(Items from a figure collection)
╭──
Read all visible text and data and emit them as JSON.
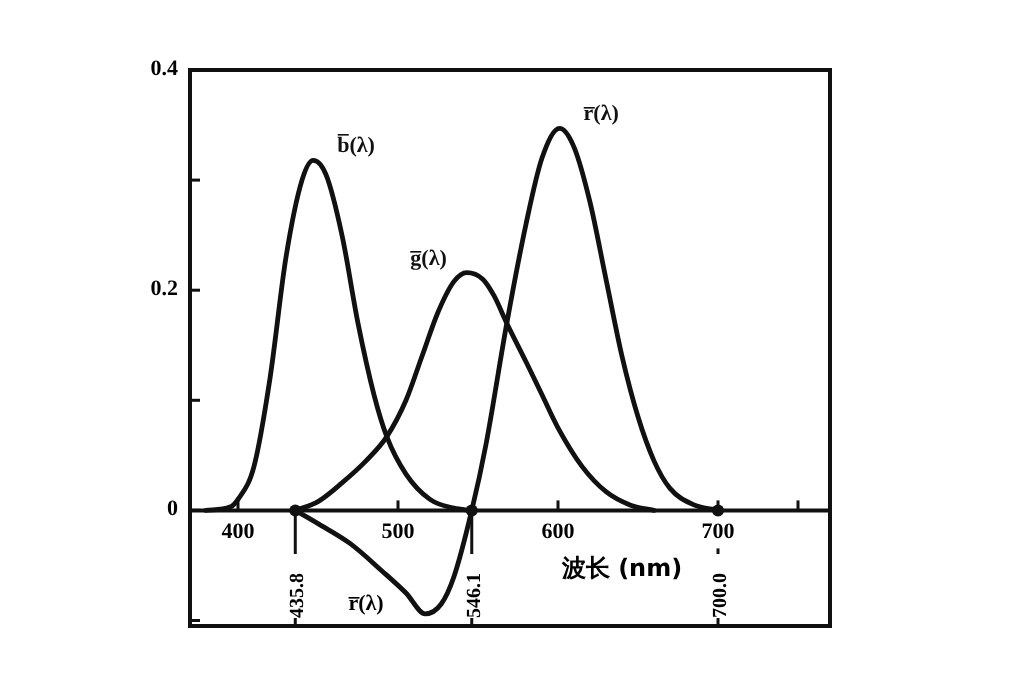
{
  "chart_data": {
    "type": "line",
    "xlabel": "波长 (nm)",
    "xlim": [
      370,
      770
    ],
    "ylim": [
      -0.105,
      0.4
    ],
    "xticks": [
      400,
      500,
      600,
      700,
      {
        "value": 750,
        "label": null
      }
    ],
    "yticks": [
      {
        "value": -0.1,
        "label": null
      },
      0,
      {
        "value": 0.1,
        "label": null
      },
      0.2,
      {
        "value": 0.3,
        "label": null
      },
      0.4
    ],
    "series": [
      {
        "name": "b̅(λ)",
        "color": "#111111",
        "x": [
          380,
          395,
          400,
          410,
          420,
          430,
          440,
          447,
          455,
          465,
          475,
          485,
          493,
          505,
          520,
          535,
          546
        ],
        "values": [
          0,
          0.003,
          0.01,
          0.04,
          0.12,
          0.23,
          0.3,
          0.318,
          0.305,
          0.25,
          0.17,
          0.105,
          0.067,
          0.033,
          0.01,
          0.002,
          0
        ]
      },
      {
        "name": "g̅(λ)",
        "color": "#111111",
        "x": [
          435.8,
          450,
          465,
          480,
          493,
          505,
          515,
          525,
          535,
          543,
          553,
          560,
          568,
          580,
          590,
          600,
          615,
          630,
          645,
          660
        ],
        "values": [
          0,
          0.008,
          0.025,
          0.045,
          0.067,
          0.1,
          0.14,
          0.18,
          0.208,
          0.216,
          0.21,
          0.195,
          0.17,
          0.135,
          0.105,
          0.075,
          0.04,
          0.017,
          0.005,
          0
        ]
      },
      {
        "name": "r̅(λ)",
        "color": "#111111",
        "x": [
          435.8,
          450,
          470,
          490,
          505,
          517,
          527,
          535,
          546.1,
          555,
          568,
          580,
          590,
          601,
          610,
          620,
          630,
          640,
          650,
          660,
          670,
          685,
          700
        ],
        "values": [
          0,
          -0.012,
          -0.03,
          -0.055,
          -0.075,
          -0.094,
          -0.085,
          -0.06,
          0,
          0.06,
          0.17,
          0.26,
          0.32,
          0.347,
          0.33,
          0.28,
          0.21,
          0.14,
          0.085,
          0.045,
          0.02,
          0.005,
          0
        ]
      }
    ],
    "annotations": [
      "r̅(λ)"
    ],
    "ref_lines": [
      {
        "axis": "x",
        "value": 435.8,
        "label": "435.8"
      },
      {
        "axis": "x",
        "value": 546.1,
        "label": "546.1"
      },
      {
        "axis": "x",
        "value": 700.0,
        "label": "700.0"
      }
    ]
  }
}
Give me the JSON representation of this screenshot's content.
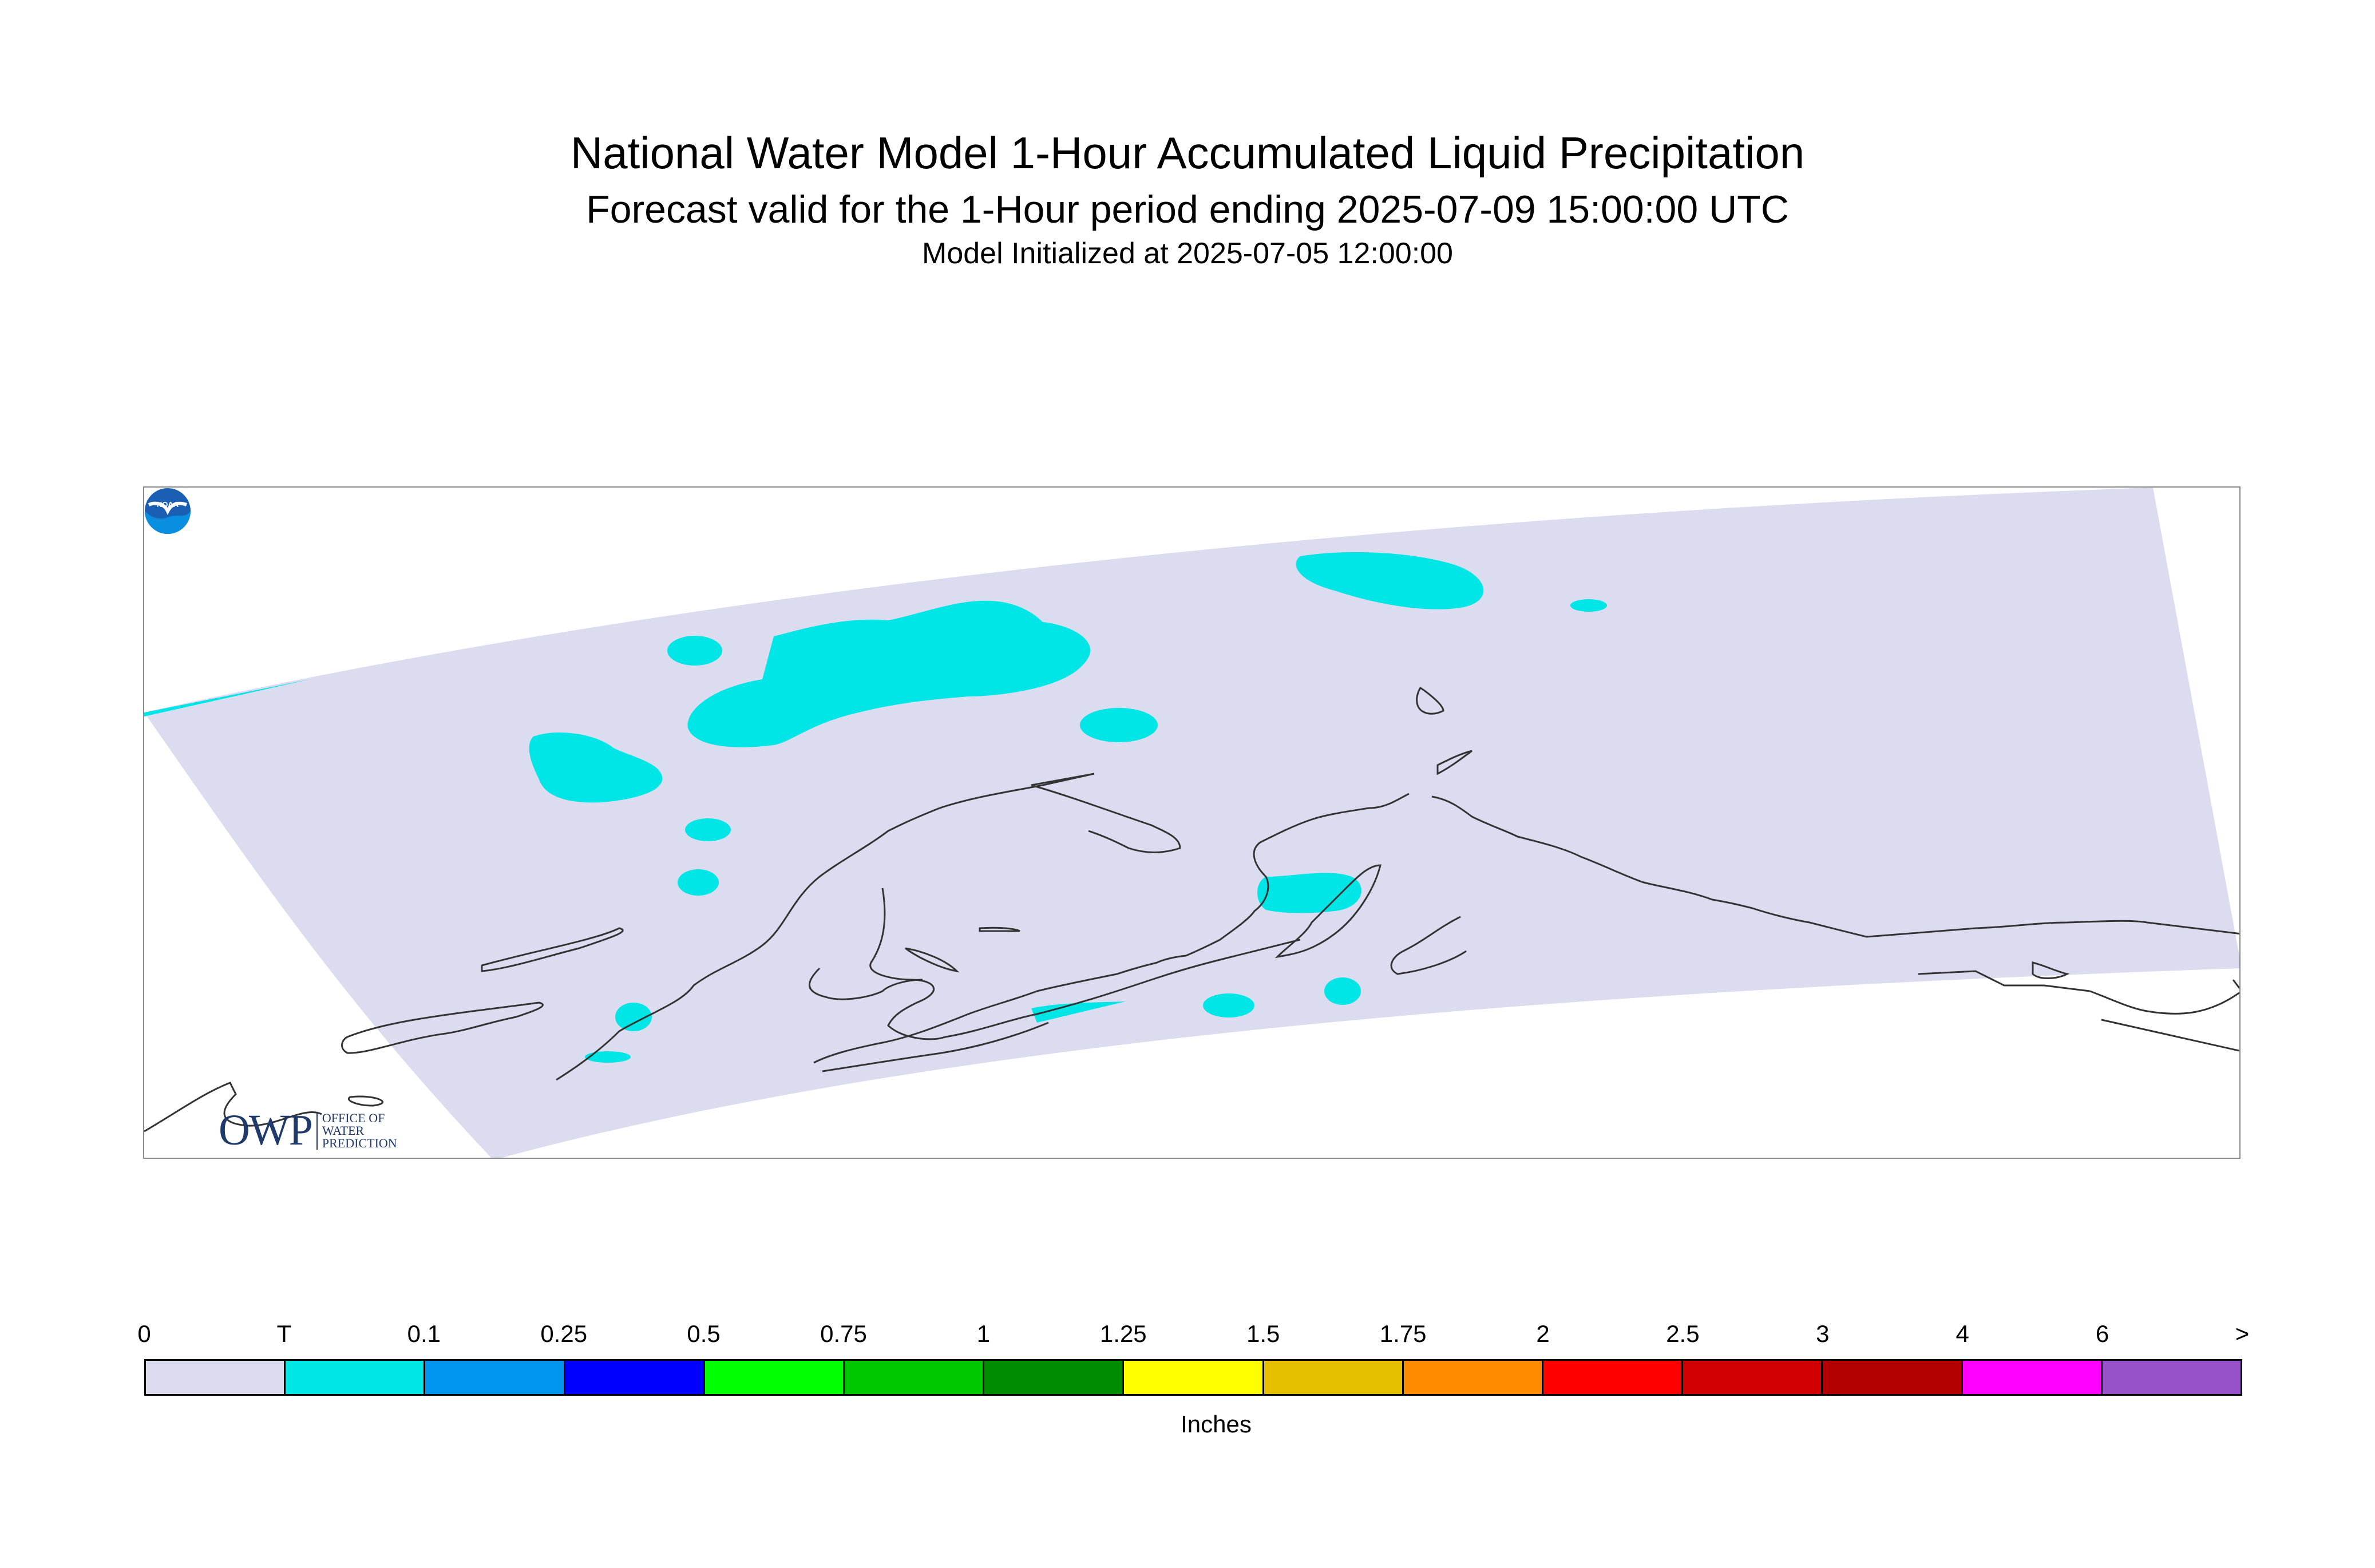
{
  "title": {
    "main": "National Water Model 1-Hour Accumulated Liquid Precipitation",
    "forecast": "Forecast valid for the 1-Hour period ending 2025-07-09 15:00:00 UTC",
    "init": "Model Initialized at 2025-07-05 12:00:00"
  },
  "logos": {
    "owp": "OWP",
    "owp_sub": [
      "OFFICE OF",
      "WATER",
      "PREDICTION"
    ],
    "noaa": "NOAA"
  },
  "map": {
    "region": "Alaska",
    "domain_color": "#dcdcf0",
    "precip_color": "#00e6e6",
    "coast_color": "#333333"
  },
  "legend": {
    "labels": [
      "0",
      "T",
      "0.1",
      "0.25",
      "0.5",
      "0.75",
      "1",
      "1.25",
      "1.5",
      "1.75",
      "2",
      "2.5",
      "3",
      "4",
      "6",
      ">"
    ],
    "colors": [
      "#dcdcf0",
      "#00e6e6",
      "#0096f0",
      "#0000ff",
      "#00ff00",
      "#00c800",
      "#008c00",
      "#ffff00",
      "#e6c000",
      "#ff8c00",
      "#ff0000",
      "#d20000",
      "#b40000",
      "#ff00ff",
      "#9650c8"
    ],
    "units": "Inches"
  }
}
╰──
EXERCISE DESCRIPTION: Copy out each line of the records that holds the string "Hour".

EXERCISE ANSWER:
    "main": "National Water Model 1-Hour Accumulated Liquid Precipitation",
    "forecast": "Forecast valid for the 1-Hour period ending 2025-07-09 15:00:00 UTC",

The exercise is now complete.